Dataset rows
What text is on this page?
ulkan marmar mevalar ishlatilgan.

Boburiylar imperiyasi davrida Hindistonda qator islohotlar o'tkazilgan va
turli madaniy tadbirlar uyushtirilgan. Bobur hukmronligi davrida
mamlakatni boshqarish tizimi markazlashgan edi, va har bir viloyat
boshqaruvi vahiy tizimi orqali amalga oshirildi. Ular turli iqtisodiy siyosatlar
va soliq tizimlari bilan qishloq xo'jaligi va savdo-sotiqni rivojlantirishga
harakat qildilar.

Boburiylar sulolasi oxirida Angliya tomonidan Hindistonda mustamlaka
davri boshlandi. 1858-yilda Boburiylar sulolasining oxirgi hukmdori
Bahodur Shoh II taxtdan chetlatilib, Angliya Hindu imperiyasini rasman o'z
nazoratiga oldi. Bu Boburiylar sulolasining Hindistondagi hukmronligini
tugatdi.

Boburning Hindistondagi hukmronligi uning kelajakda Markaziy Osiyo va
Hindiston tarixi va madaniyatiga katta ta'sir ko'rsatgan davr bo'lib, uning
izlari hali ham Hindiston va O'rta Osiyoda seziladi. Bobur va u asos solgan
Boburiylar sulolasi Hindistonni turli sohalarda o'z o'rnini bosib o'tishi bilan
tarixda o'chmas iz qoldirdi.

Instructions for the task
Of the lines in this data, how many contain "uning"? Reply with only the number.

The completed task
2